TEXTO PROPORCIONADO:
Tierra prometida

Bruno Ganz en la Lisboa de Dans la ville blanche (Alain Tanner) lo mismo que Rüdiger Vogler en Lisbon Story (Wim Wenders), los japoneses en Memphis de Mistery Train (Jim Jarmusch), el impasible Kang-sheng Lee en las calles de Kuala Lumpur en Hei yan quan (I Don’t Want to Sleep Alone, Tsai Ming-liang)… Hay un tema recurrente en el cine de la modernidad consistente en narrarnos las andanzas nimias de individuos desplazados a una ciudad extranjera, muy lejos de su hogar y de su lengua materna, donde practican un uso diferente del tiempo, entre ocioso y caprichoso, del que se contagia el espíritu de la película. Y fue Tsai de nuevo quien llevó a su heroína Chen Shiang-chyi a París, a la ciudad de la Nouvelle Vague, en Ni na bian ji dian (What Time is it There?), igual que ahora Nadav Lapid nos relata el desembarco en la capital francesa de Yoav, el atolondrado protagonista israelí de Synonymes.

Nada más llegar, despojado fortuitamente de toda pertenencia, Yoav conforma un curioso ménage à trois con una pareja de jóvenes pijos afincados en un espacioso apartamento de la calle de Solférino, un trío a lo Jules et Jim con la particularidad de que todos parecen sentir atracción por todos. Y, aunque sus nuevos amigos le apoyan en todos los aspectos prácticos y afectivos, Yoav se busca la vida como guardia de seguridad en las dependencias consulares israelíes, entablando una extraña relación con descerebrados sionistas, integristas adictos a la violencia que aprecian su reciente paso por el Tsahal; extraña relación, decíamos, porque nuestro protagonista no es un patriota sino todo lo contrario, un renegado que ha huido asqueado de Israel, que se niega a hablar hebreo y que estudia concienzudamente un diccionario de francés para convertirse en escritor en su nuevo país y acabar enterrado, según su fantasía, en el Père Lachaise.

Todo ello nos es relatado por Lapid con su característica forma de filmar, esto es, con una planificación nunca convencional, una escritura agitada que busca nerviosamente su forma en lugar de ceñirse a la gramática usual. Hay recorridos de Yoav por las calles de París filmados cámara en mano y sin el más mínimo esmero por encuadrar al personaje, a veces incluso apuntando distraídamente al suelo; hay primerísimos primer planos que nos sitúan mucho más cerca de los rostros de lo habitual, como si debiéramos escrutarlos con una actitud más crítica o analítica de lo acostumbrado; y hay, como siempre en el cine de Lapid, momentos en los que la profundidad de campo es utilizada para montar el ritmo interno de la imagen, escenas en las que la cámara y los intérpretes pasan entre dos chicas que bailan garbosamente, alguien acerca enfáticamente su rostro a la cámara o el cogote de una persona aparece por un lado del cuadro para acabar internándose en el fondo de la imagen.

TAREA: Enumera todos los directores de cine que se nombran en la reseña de Synonymes.

Líneas de datos:
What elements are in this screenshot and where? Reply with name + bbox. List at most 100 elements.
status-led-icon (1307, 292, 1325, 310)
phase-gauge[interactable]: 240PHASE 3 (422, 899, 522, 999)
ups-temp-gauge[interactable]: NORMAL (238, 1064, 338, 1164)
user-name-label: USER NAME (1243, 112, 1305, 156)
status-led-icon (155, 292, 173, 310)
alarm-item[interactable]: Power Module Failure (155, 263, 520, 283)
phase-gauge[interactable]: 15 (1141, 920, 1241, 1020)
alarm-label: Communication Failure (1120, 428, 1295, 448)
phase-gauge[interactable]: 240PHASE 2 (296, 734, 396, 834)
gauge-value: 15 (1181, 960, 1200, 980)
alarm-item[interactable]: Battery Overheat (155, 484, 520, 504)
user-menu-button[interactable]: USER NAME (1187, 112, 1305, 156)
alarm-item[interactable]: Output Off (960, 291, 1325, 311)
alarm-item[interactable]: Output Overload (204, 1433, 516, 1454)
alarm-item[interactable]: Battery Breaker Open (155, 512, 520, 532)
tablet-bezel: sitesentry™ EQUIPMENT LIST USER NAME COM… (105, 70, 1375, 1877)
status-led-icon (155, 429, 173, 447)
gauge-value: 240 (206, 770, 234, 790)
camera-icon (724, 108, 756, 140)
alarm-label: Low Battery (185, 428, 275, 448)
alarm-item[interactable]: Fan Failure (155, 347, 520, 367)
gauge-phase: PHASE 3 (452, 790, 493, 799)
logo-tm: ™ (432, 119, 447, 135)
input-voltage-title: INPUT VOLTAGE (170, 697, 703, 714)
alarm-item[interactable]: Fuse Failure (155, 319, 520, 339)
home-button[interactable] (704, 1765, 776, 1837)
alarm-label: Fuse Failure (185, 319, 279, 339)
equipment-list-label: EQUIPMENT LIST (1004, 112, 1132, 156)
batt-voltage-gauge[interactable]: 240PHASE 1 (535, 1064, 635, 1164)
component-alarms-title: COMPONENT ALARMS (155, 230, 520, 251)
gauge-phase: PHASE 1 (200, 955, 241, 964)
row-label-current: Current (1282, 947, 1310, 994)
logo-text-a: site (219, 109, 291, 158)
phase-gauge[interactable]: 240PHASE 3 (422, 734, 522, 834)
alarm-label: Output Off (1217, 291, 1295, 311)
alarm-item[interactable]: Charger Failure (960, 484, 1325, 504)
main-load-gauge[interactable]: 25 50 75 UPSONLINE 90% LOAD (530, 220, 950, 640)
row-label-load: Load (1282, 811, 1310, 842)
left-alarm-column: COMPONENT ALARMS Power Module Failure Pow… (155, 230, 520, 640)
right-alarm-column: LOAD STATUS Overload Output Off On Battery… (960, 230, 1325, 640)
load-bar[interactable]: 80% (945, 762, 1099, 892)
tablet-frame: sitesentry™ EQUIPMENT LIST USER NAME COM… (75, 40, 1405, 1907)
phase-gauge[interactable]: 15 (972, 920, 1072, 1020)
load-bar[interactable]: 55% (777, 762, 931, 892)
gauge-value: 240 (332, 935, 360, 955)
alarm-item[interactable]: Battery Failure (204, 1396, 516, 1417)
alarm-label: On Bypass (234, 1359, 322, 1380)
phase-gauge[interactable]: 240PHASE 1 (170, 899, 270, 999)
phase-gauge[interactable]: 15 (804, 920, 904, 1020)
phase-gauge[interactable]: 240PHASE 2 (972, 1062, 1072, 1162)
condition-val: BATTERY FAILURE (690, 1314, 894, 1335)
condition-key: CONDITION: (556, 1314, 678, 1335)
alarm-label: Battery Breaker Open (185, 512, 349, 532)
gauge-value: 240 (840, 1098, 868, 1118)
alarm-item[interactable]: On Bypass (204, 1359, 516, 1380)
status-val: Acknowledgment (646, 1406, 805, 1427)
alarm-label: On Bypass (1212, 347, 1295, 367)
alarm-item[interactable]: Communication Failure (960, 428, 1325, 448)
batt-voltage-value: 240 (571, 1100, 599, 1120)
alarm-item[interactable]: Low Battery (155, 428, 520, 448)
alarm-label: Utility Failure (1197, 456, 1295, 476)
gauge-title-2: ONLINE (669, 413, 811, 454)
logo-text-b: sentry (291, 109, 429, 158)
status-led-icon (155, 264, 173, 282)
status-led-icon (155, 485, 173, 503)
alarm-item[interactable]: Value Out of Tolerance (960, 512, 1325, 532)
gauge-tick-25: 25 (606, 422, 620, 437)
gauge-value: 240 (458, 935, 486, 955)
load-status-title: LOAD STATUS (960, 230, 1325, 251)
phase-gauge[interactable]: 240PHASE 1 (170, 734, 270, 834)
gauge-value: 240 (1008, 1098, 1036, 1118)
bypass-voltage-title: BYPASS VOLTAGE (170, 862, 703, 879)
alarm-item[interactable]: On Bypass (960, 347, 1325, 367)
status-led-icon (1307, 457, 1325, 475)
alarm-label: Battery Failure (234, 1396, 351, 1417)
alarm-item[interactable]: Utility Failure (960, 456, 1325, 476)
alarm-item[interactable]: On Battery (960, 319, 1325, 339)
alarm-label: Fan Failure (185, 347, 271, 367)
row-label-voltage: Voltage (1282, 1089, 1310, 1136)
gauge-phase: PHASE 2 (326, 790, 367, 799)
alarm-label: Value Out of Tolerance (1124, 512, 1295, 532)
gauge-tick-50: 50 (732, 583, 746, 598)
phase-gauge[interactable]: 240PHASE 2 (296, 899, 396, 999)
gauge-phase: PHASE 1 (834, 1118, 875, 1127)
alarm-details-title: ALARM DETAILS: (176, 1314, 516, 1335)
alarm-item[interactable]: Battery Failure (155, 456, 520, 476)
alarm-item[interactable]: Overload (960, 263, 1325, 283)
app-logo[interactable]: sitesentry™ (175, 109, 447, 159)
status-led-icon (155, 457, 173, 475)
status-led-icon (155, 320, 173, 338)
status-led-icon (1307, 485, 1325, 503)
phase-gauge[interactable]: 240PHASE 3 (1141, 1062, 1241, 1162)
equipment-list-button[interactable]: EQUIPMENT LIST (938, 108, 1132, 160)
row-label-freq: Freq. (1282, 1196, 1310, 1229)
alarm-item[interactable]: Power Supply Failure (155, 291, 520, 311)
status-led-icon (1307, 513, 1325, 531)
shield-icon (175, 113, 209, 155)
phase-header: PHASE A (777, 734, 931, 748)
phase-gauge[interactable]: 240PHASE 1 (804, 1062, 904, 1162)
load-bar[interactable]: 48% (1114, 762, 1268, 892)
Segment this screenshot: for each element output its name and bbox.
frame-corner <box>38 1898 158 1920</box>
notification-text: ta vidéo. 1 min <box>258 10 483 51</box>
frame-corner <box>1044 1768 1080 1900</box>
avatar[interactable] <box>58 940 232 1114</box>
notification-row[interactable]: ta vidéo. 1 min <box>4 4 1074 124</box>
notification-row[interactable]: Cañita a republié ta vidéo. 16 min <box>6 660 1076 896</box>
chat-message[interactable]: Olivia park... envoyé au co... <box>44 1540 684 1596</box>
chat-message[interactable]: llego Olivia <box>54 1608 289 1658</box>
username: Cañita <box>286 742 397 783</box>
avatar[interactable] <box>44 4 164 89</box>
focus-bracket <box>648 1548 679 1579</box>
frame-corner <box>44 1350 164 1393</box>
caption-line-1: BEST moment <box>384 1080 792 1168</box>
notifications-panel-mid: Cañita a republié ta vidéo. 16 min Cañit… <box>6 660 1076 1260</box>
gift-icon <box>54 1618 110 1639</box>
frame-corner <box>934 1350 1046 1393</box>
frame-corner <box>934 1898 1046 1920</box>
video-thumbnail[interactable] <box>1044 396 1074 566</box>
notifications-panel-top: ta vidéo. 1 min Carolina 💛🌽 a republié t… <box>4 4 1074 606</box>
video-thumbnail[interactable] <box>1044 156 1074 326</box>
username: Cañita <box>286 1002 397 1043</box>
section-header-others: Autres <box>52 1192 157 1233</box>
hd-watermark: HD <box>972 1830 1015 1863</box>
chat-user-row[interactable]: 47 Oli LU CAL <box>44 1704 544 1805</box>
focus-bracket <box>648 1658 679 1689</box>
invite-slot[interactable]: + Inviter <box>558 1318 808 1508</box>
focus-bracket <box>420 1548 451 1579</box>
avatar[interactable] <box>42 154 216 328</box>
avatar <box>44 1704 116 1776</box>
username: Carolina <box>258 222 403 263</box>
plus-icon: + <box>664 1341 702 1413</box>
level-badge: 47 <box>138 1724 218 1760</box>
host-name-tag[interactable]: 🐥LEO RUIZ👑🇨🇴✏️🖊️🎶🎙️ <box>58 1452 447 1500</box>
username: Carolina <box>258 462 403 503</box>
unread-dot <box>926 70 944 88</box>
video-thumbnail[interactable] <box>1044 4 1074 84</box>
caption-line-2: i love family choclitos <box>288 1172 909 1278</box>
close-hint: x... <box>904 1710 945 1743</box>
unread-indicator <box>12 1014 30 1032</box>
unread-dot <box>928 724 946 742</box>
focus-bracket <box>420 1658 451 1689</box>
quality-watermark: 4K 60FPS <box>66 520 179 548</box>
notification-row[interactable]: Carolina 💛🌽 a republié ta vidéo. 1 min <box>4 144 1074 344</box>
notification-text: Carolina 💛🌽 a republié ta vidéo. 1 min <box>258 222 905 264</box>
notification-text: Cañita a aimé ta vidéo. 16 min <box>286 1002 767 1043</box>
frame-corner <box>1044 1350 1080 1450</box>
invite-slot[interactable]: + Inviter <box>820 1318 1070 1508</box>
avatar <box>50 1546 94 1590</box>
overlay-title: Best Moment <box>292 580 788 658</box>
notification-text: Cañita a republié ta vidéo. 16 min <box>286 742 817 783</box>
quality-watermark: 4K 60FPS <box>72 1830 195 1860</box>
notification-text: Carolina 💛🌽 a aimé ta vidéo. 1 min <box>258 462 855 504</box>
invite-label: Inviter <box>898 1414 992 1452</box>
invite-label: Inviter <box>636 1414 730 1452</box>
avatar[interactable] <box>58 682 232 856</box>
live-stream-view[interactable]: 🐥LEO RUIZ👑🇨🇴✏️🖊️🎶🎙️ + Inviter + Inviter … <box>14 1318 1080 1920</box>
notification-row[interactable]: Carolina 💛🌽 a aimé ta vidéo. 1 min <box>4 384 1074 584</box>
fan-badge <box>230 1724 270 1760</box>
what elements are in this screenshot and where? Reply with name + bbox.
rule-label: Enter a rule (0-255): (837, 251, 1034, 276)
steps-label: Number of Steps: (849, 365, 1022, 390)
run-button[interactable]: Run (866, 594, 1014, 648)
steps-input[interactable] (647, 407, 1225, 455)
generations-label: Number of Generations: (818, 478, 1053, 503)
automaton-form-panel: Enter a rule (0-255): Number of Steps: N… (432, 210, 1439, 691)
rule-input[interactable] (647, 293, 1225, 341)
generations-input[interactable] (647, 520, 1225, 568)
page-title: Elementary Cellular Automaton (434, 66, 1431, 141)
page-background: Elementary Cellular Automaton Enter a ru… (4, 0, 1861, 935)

SOLUCIÓN: Alain Tanner, Wim Wenders, Jim Jarmusch, Tsai Ming-liang y Nadav Lapid.